** BEGIN **
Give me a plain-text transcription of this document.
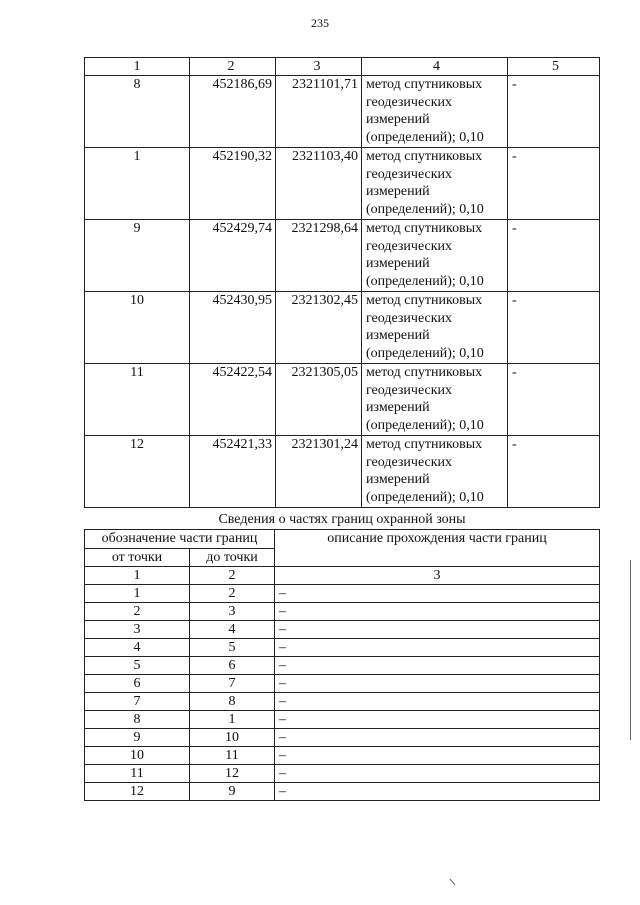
235
1	2	3	4	5
8	452186,69	2321101,71	метод спутниковых геодезических измерений (определений); 0,10	-
1	452190,32	2321103,40	метод спутниковых геодезических измерений (определений); 0,10	-
9	452429,74	2321298,64	метод спутниковых геодезических измерений (определений); 0,10	-
10	452430,95	2321302,45	метод спутниковых геодезических измерений (определений); 0,10	-
11	452422,54	2321305,05	метод спутниковых геодезических измерений (определений); 0,10	-
12	452421,33	2321301,24	метод спутниковых геодезических измерений (определений); 0,10	-
Сведения о частях границ охранной зоны
обозначение части границ		описание прохождения части границ
от точки	до точки	
1	2	3
1	2	–
2	3	–
3	4	–
4	5	–
5	6	–
6	7	–
7	8	–
8	1	–
9	10	–
10	11	–
11	12	–
12	9	–
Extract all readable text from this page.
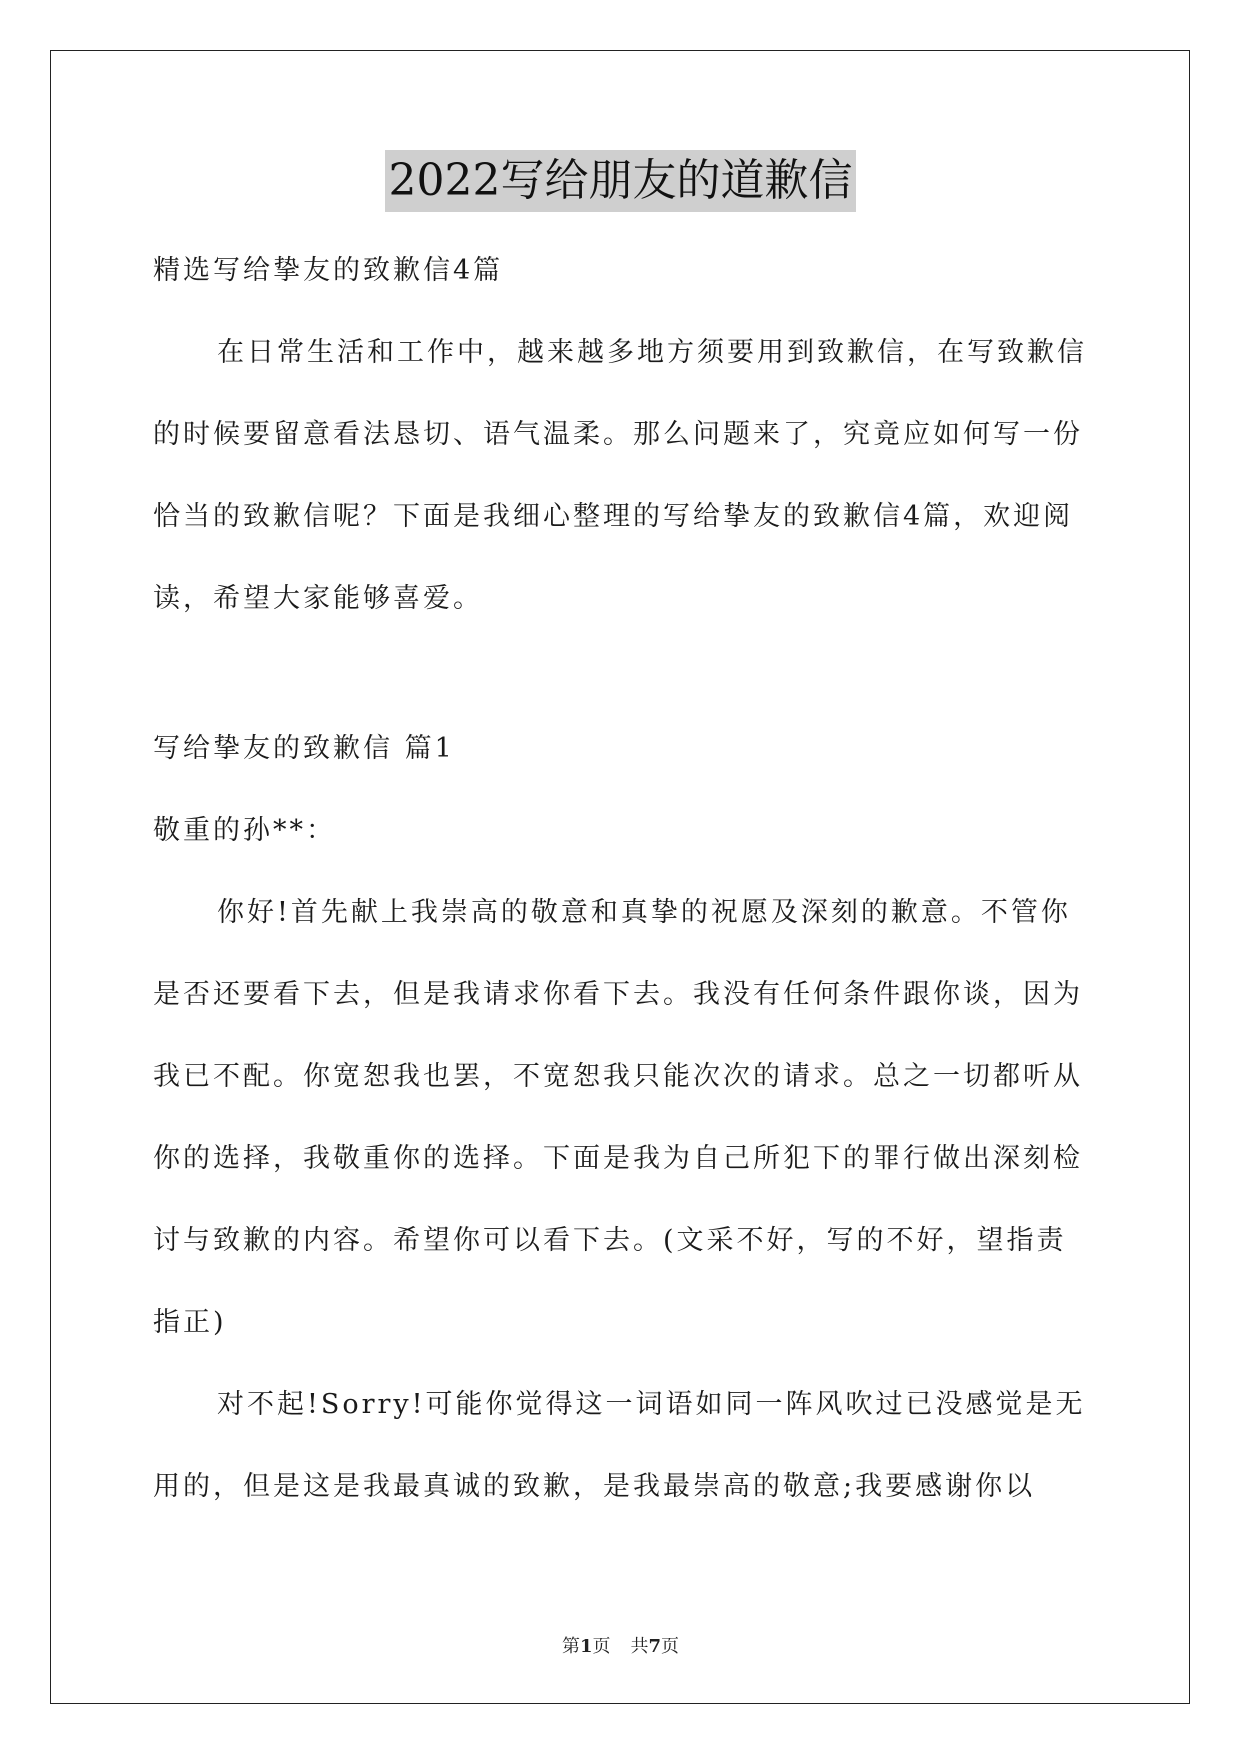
2022写给朋友的道歉信

精选写给挚友的致歉信4篇

在日常生活和工作中，越来越多地方须要用到致歉信，在写致歉信的时候要留意看法恳切、语气温柔。那么问题来了，究竟应如何写一份恰当的致歉信呢？下面是我细心整理的写给挚友的致歉信4篇，欢迎阅读，希望大家能够喜爱。

写给挚友的致歉信 篇1

敬重的孙**：

你好!首先献上我崇高的敬意和真挚的祝愿及深刻的歉意。不管你是否还要看下去，但是我请求你看下去。我没有任何条件跟你谈，因为我已不配。你宽恕我也罢，不宽恕我只能次次的请求。总之一切都听从你的选择，我敬重你的选择。下面是我为自己所犯下的罪行做出深刻检讨与致歉的内容。希望你可以看下去。(文采不好，写的不好，望指责指正)

对不起!Sorry!可能你觉得这一词语如同一阵风吹过已没感觉是无用的，但是这是我最真诚的致歉，是我最崇高的敬意;我要感谢你以

第1页 共7页
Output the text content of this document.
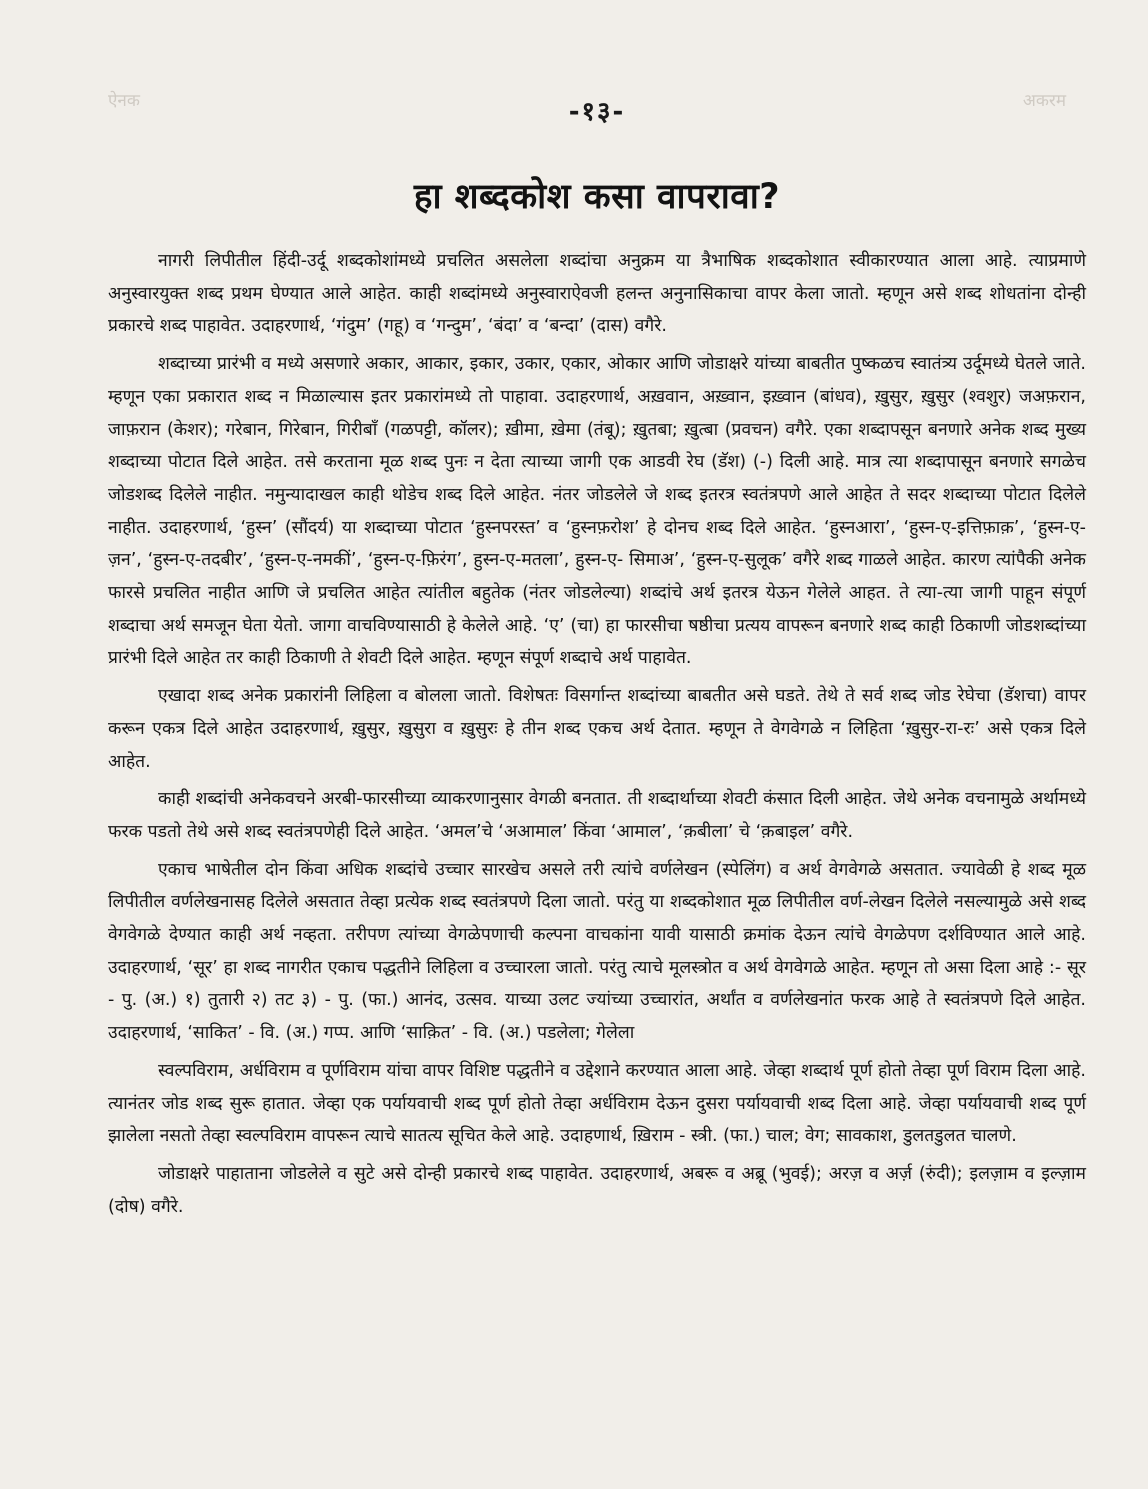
ऐनक	अकरम
-१३-
हा शब्दकोश कसा वापरावा?

नागरी लिपीतील हिंदी-उर्दू शब्दकोशांमध्ये प्रचलित असलेला शब्दांचा अनुक्रम या त्रैभाषिक शब्दकोशात स्वीकारण्यात आला आहे. त्याप्रमाणे अनुस्वारयुक्त शब्द प्रथम घेण्यात आले आहेत. काही शब्दांमध्ये अनुस्वाराऐवजी हलन्त अनुनासिकाचा वापर केला जातो. म्हणून असे शब्द शोधतांना दोन्ही प्रकारचे शब्द पाहावेत. उदाहरणार्थ, ‘गंदुम’ (गहू) व ‘गन्दुम’, ‘बंदा’ व ‘बन्दा’ (दास) वगैरे.

शब्दाच्या प्रारंभी व मध्ये असणारे अकार, आकार, इकार, उकार, एकार, ओकार आणि जोडाक्षरे यांच्या बाबतीत पुष्कळच स्वातंत्र्य उर्दूमध्ये घेतले जाते. म्हणून एका प्रकारात शब्द न मिळाल्यास इतर प्रकारांमध्ये तो पाहावा. उदाहरणार्थ, अख़वान, अख़्वान, इख़्वान (बांधव), ख़ुसुर, ख़ुसुर (श्वशुर) जअफ़रान, जाफ़रान (केशर); गरेबान, गिरेबान, गिरीबाँ (गळपट्टी, कॉलर); ख़ीमा, ख़ेमा (तंबू); ख़ुतबा; ख़ुत्बा (प्रवचन) वगैरे. एका शब्दापसून बनणारे अनेक शब्द मुख्य शब्दाच्या पोटात दिले आहेत. तसे करताना मूळ शब्द पुनः न देता त्याच्या जागी एक आडवी रेघ (डॅश) (-) दिली आहे. मात्र त्या शब्दापासून बनणारे सगळेच जोडशब्द दिलेले नाहीत. नमुन्यादाखल काही थोडेच शब्द दिले आहेत. नंतर जोडलेले जे शब्द इतरत्र स्वतंत्रपणे आले आहेत ते सदर शब्दाच्या पोटात दिलेले नाहीत. उदाहरणार्थ, ‘हुस्न’ (सौंदर्य) या शब्दाच्या पोटात ‘हुस्नपरस्त’ व ‘हुस्नफ़रोश’ हे दोनच शब्द दिले आहेत. ‘हुस्नआरा’, ‘हुस्न-ए-इत्तिफ़ाक़’, ‘हुस्न-ए-ज़न’, ‘हुस्न-ए-तदबीर’, ‘हुस्न-ए-नमकीं’, ‘हुस्न-ए-फ़िरंग’, हुस्न-ए-मतला’, हुस्न-ए- सिमाअ’, ‘हुस्न-ए-सुलूक’ वगैरे शब्द गाळले आहेत. कारण त्यांपैकी अनेक फारसे प्रचलित नाहीत आणि जे प्रचलित आहेत त्यांतील बहुतेक (नंतर जोडलेल्या) शब्दांचे अर्थ इतरत्र येऊन गेलेले आहत. ते त्या-त्या जागी पाहून संपूर्ण शब्दाचा अर्थ समजून घेता येतो. जागा वाचविण्यासाठी हे केलेले आहे. ‘ए’ (चा) हा फारसीचा षष्ठीचा प्रत्यय वापरून बनणारे शब्द काही ठिकाणी जोडशब्दांच्या प्रारंभी दिले आहेत तर काही ठिकाणी ते शेवटी दिले आहेत. म्हणून संपूर्ण शब्दाचे अर्थ पाहावेत.

एखादा शब्द अनेक प्रकारांनी लिहिला व बोलला जातो. विशेषतः विसर्गान्त शब्दांच्या बाबतीत असे घडते. तेथे ते सर्व शब्द जोड रेघेचा (डॅशचा) वापर करून एकत्र दिले आहेत उदाहरणार्थ, ख़ुसुर, ख़ुसुरा व ख़ुसुरः हे तीन शब्द एकच अर्थ देतात. म्हणून ते वेगवेगळे न लिहिता ‘ख़ुसुर-रा-रः’ असे एकत्र दिले आहेत.

काही शब्दांची अनेकवचने अरबी-फारसीच्या व्याकरणानुसार वेगळी बनतात. ती शब्दार्थाच्या शेवटी कंसात दिली आहेत. जेथे अनेक वचनामुळे अर्थामध्ये फरक पडतो तेथे असे शब्द स्वतंत्रपणेही दिले आहेत. ‘अमल’चे ‘अआमाल’ किंवा ‘आमाल’, ‘क़बीला’ चे ‘क़बाइल’ वगैरे.

एकाच भाषेतील दोन किंवा अधिक शब्दांचे उच्चार सारखेच असले तरी त्यांचे वर्णलेखन (स्पेलिंग) व अर्थ वेगवेगळे असतात. ज्यावेळी हे शब्द मूळ लिपीतील वर्णलेखनासह दिलेले असतात तेव्हा प्रत्येक शब्द स्वतंत्रपणे दिला जातो. परंतु या शब्दकोशात मूळ लिपीतील वर्ण-लेखन दिलेले नसल्यामुळे असे शब्द वेगवेगळे देण्यात काही अर्थ नव्हता. तरीपण त्यांच्या वेगळेपणाची कल्पना वाचकांना यावी यासाठी क्रमांक देऊन त्यांचे वेगळेपण दर्शविण्यात आले आहे. उदाहरणार्थ, ‘सूर’ हा शब्द नागरीत एकाच पद्धतीने लिहिला व उच्चारला जातो. परंतु त्याचे मूलस्त्रोत व अर्थ वेगवेगळे आहेत. म्हणून तो असा दिला आहे :- सूर - पु. (अ.) १) तुतारी २) तट ३) - पु. (फा.) आनंद, उत्सव. याच्या उलट ज्यांच्या उच्चारांत, अर्थांत व वर्णलेखनांत फरक आहे ते स्वतंत्रपणे दिले आहेत. उदाहरणार्थ, ‘साकित’ - वि. (अ.) गप्प. आणि ‘साक़ित’ - वि. (अ.) पडलेला; गेलेला

स्वल्पविराम, अर्धविराम व पूर्णविराम यांचा वापर विशिष्ट पद्धतीने व उद्देशाने करण्यात आला आहे. जेव्हा शब्दार्थ पूर्ण होतो तेव्हा पूर्ण विराम दिला आहे. त्यानंतर जोड शब्द सुरू हातात. जेव्हा एक पर्यायवाची शब्द पूर्ण होतो तेव्हा अर्धविराम देऊन दुसरा पर्यायवाची शब्द दिला आहे. जेव्हा पर्यायवाची शब्द पूर्ण झालेला नसतो तेव्हा स्वल्पविराम वापरून त्याचे सातत्य सूचित केले आहे. उदाहणार्थ, ख़िराम - स्त्री. (फा.) चाल; वेग; सावकाश, डुलतडुलत चालणे.

जोडाक्षरे पाहाताना जोडलेले व सुटे असे दोन्ही प्रकारचे शब्द पाहावेत. उदाहरणार्थ, अबरू व अब्रू (भुवई); अरज़ व अर्ज़ (रुंदी); इलज़ाम व इल्ज़ाम (दोष) वगैरे.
** END **
Looking at the entries above, how many lines contain the word "геодезических"? Answer with the number alone.

6